### Kaynak metin ###

Tefsir 221-01

221- Tefsir Ders 221 hayat veren nurun keşif notları

221- Kur’an-ı Kerim Tefsir Dersi 221

أَعُوذُ بِاللهِ مِنَ الشَّيْطَانِ الرَّجِيمِ , بِسْمِ ﷲِالرَّحْمَنِ اارَّحِيم

 

Kıymetli izleyenlerimiz,

Bu En’âm Sûresi’nin anlamını verdiğimiz özlü anlamını verdiğimiz âyetlerin kısa keşif notlarından da bu âyetler üzerinde size bazı hayat veren notlardan ve keşiflerden keşif notlarından bahsederek dersimiz devam etmektedir.

### Verilen kayıtlar ###

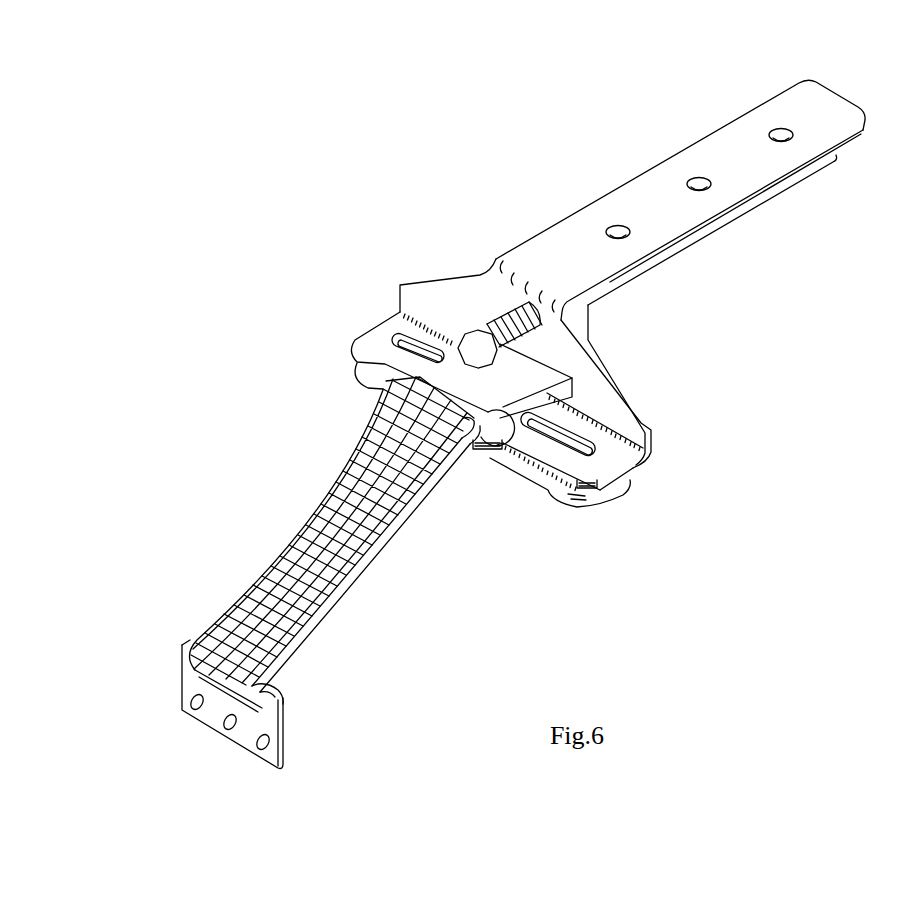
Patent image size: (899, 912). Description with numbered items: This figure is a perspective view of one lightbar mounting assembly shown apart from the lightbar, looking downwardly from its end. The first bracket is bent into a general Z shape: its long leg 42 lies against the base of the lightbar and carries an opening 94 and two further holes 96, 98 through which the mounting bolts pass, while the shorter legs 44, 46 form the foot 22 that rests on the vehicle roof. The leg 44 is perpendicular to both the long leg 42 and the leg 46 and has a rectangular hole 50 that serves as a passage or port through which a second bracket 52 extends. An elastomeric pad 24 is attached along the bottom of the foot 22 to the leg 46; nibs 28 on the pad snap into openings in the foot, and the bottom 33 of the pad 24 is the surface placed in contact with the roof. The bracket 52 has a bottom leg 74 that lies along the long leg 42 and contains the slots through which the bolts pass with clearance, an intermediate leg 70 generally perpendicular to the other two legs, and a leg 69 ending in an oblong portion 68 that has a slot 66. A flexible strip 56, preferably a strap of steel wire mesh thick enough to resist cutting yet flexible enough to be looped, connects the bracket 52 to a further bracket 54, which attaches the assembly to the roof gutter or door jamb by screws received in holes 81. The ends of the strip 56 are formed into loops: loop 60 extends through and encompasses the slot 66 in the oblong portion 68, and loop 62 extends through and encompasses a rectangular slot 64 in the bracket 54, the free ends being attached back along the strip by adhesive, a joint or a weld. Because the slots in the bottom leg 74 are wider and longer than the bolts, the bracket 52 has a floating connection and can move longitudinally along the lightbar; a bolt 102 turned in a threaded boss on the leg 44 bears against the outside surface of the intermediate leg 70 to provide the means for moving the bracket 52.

The foot 22 is at (526, 449).
The pad 24 is at (615, 492).
The projections or nibs 28 is at (398, 333).
The bottom of pad 33 is at (570, 507).
The long leg 42 is at (591, 248).
The leg 44 is at (560, 287).
The leg 46 is at (363, 343).
The rectangular hole 50 is at (565, 401).
The bracket 52 is at (678, 190).
The bracket 54 is at (267, 737).
The flexible strip 56 is at (340, 544).
The loop 60 is at (467, 430).
The loop 62 is at (300, 664).
The rectangular opening or slot 64 is at (280, 698).
The opening or slot 66 is at (385, 418).
The oblong portion 68 is at (483, 449).
The leg 69 is at (545, 396).
The intermediate leg 70 is at (591, 334).
The bottom leg 74 is at (637, 278).
The holes 81 is at (260, 749).
The opening 94 is at (688, 177).
The hole 96 is at (604, 226).
The hole 98 is at (773, 128).
The bolt 102 is at (496, 318).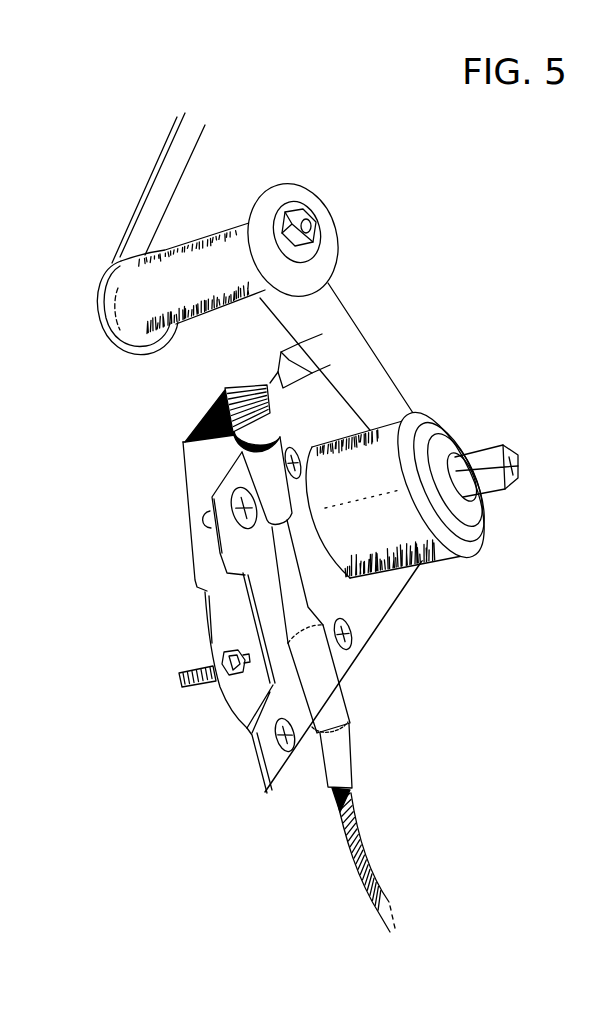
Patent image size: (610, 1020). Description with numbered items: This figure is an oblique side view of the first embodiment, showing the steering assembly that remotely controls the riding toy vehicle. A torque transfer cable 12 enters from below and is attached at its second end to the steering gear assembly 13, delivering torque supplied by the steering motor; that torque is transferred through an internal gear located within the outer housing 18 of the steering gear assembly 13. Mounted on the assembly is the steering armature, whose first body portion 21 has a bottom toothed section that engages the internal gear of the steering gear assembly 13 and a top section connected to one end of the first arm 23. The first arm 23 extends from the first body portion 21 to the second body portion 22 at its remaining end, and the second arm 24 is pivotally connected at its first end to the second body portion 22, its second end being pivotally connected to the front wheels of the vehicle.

The torque transfer cable 12 is at (367, 847).
The steering gear assembly 13 is at (362, 633).
The outer housing 18 is at (380, 594).
The first body portion 21 is at (383, 483).
The second body portion 22 is at (171, 297).
The first arm 23 is at (330, 330).
The second arm 24 is at (162, 184).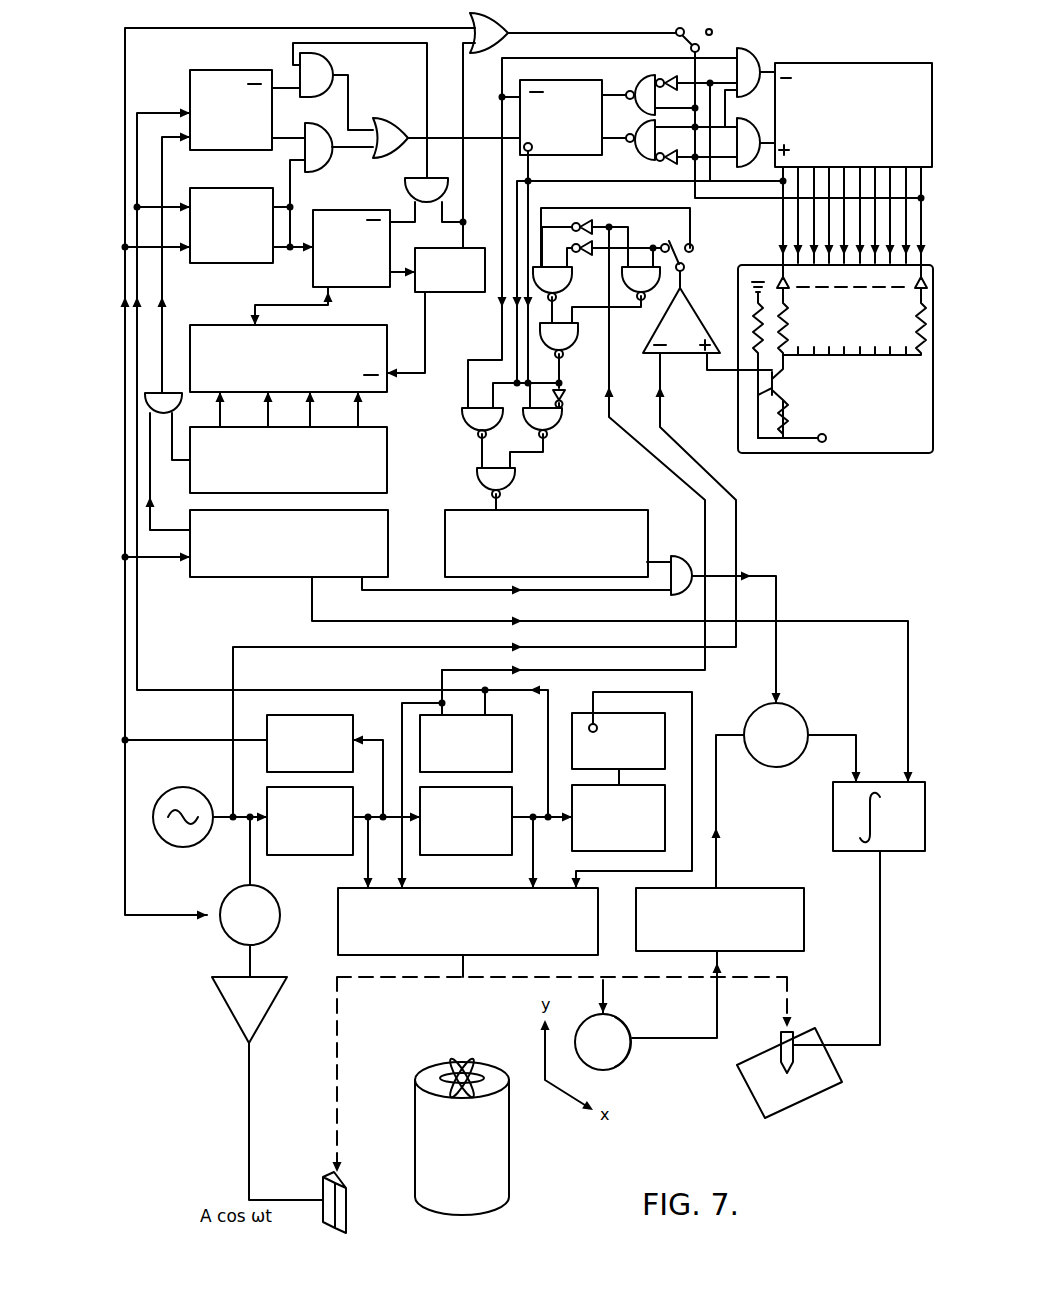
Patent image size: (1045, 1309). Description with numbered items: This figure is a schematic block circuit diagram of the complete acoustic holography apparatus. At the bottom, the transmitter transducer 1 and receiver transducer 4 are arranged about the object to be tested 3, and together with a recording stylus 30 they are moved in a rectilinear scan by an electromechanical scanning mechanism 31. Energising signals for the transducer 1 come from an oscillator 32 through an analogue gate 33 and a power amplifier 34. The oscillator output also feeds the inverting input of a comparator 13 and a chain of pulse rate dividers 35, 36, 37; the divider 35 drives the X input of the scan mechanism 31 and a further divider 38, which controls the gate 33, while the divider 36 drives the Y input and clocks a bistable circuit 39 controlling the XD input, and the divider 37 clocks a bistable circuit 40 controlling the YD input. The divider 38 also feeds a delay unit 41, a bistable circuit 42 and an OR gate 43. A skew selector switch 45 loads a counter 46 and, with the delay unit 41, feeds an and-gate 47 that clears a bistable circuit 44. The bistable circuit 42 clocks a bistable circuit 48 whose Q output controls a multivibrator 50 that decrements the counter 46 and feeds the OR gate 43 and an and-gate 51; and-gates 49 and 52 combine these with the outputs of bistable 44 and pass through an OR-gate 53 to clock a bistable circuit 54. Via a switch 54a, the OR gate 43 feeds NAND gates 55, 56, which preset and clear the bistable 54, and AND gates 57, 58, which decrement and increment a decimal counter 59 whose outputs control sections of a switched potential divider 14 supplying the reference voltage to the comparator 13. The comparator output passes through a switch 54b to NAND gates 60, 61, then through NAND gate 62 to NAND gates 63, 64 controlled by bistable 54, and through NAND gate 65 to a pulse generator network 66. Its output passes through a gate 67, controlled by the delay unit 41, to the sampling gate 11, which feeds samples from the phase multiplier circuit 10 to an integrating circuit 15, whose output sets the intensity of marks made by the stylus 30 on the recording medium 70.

The acoustic transmitter transducer 1 is at (347, 1204).
The object to be tested 3 is at (502, 1157).
The receiver transducer 4 is at (622, 1065).
The phase multiplier circuit 10 is at (728, 888).
The sampling gate circuit 11 is at (795, 708).
The comparator circuit 13 is at (693, 300).
The switched potential divider network 14 is at (872, 455).
The integrating circuit 15 is at (833, 806).
The recording stylus 30 is at (780, 1047).
The electromechanical scanning mechanism 31 is at (335, 929).
The oscillator 32 is at (173, 784).
The analogue gate 33 is at (218, 930).
The power amplifier 34 is at (232, 1003).
The pulse rate divider 35 is at (312, 856).
The pulse rate divider 36 is at (478, 856).
The pulse rate divider 37 is at (572, 847).
The pulse rate divider 38 is at (353, 731).
The bistable circuit 39 is at (512, 732).
The bistable circuit 40 is at (665, 727).
The delay unit 41 is at (270, 578).
The bistable circuit 42 is at (216, 190).
The OR gate 43 is at (498, 28).
The bistable circuit 44 is at (193, 72).
The skew selector switch 45 is at (388, 478).
The counter 46 is at (220, 325).
The and-gate 47 is at (182, 405).
The bistable circuit 48 is at (313, 274).
The and-gate 49 is at (318, 168).
The multivibrator circuit 50 is at (461, 293).
The and-gate 51 is at (405, 186).
The and-gate 52 is at (333, 67).
The OR-gate 53 is at (378, 122).
The bistable circuit 54 is at (570, 80).
The switch 54a is at (677, 26).
The switch 54b is at (684, 257).
The NAND gate 55 is at (642, 78).
The NAND gate 56 is at (638, 150).
The AND gate 57 is at (758, 61).
The AND gate 58 is at (747, 122).
The decimal counter 59 is at (847, 63).
The NAND gate 60 is at (630, 293).
The NAND gate 61 is at (570, 286).
The NAND gate 62 is at (566, 352).
The NAND gate 63 is at (470, 430).
The NAND gate 64 is at (562, 429).
The NAND gate 65 is at (515, 481).
The pulse generator network 66 is at (607, 508).
The gate 67 is at (677, 556).
The recording medium 70 is at (752, 1096).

###

● **İstenen görev 1**
Tefsir dersinde "221- Kur’an-ı Kerim" sözlerinden "dersimiz devam etmektedir." sözlerine kadar olan kısmı hiç değiştirmeden aktarın.
● **İstenen görev 2**
Tefsir dersine göre şu soruları yanıtlayın:
(a) Bu kaçıncı tefsir dersi?
(b) Ders hangi sûrenin âyetleri üzerinde duruyor?
(c) Konuşmacı dinleyenlere hangi sözlerle sesleniyor?
● **İstenen görev 3**
Tefsir dersini kaldığı yerden sürdürün.
Buradaki kayıtların tefsir dersiyle hiçbir ilgisi yok.

● **Yanıt 1**
221- Kur’an-ı Kerim Tefsir Dersi 221

أَعُوذُ بِاللهِ مِنَ الشَّيْطَانِ الرَّجِيمِ , بِسْمِ ﷲِالرَّحْمَنِ اارَّحِيم

 

Kıymetli izleyenlerimiz,

Bu En’âm Sûresi’nin anlamını verdiğimiz özlü anlamını verdiğimiz âyetlerin kısa keşif notlarından da bu âyetler üzerinde size bazı hayat veren notlardan ve keşiflerden keşif notlarından bahsederek dersimiz devam etmektedir.

● **Yanıt 2**
(a) 221. ders.
(b) En'âm Sûresi.
(c) "Kıymetli izleyenlerimiz"

● **Yanıt 3**
Hz. Abbâs’tan gelen rivâyette diyor bu sûrenin yani En’âm Sûresi’nin hepsi bir gecede nâzil oldu diyor. 70 bin melek diyor dikkat et ve bu sûreyi uğurladılar Cebrâil Aleyhisselâmın da yanında 50 bin melekle bu sûreyi Hz. Muhammed’e getirdiler diyor ve Peygamberimiz vahiy kâtiplerini çağırdı hepsini o gece yazdılar. İçinde 6 âyet müstesnâ diyor. Rivâyet eden bizim gerçek sağlam Râvîlerimiz. Şeytanlar bu sûre için toplandılar, hiçbir sûre için bu kadar toplanmadılar diyor. Cebrâil (AS.) emrinde 50 bin melekle düğün, bayram debdebesiyle getirdiler ve Peygamberimiz diyor ki; Benim göğsüme havuza su koyar gibi yerleştirdiler bana ve size öğle bir ikrâm ki yani bütün insanlığa geldi Kur’an-ı Kerim. Peygamberimiz bana ve size dediği siz dediği insanlığın tamamıdır. İnananlar bu fazileti kazandılar inanmayanlar kendilerini mahrûm ettiler. Sevgili Peygamberimiz bana ve size öyle bir ikrâm ki diyor bu Kur’an, bu sûre ebedî saptırmaz. Müşrik delilleri iptal edilmiş dönmediği vaadi diyor vardır bu sûre de diyor Kur’an-ı Kerimde olduğu gibi bu Sûre-i Celilede de diyor. Bu haberin kaynağında da Suyûtî bulunmaktadır. Melekler ufku kaplamışlardı, Efendimiz tesbih ediyor Allah’ı tesbih ediyor. Muhammed Bin Münkedir ve İbn-i Kesîr de yine haberin kaynağında bulunmaktadırlar.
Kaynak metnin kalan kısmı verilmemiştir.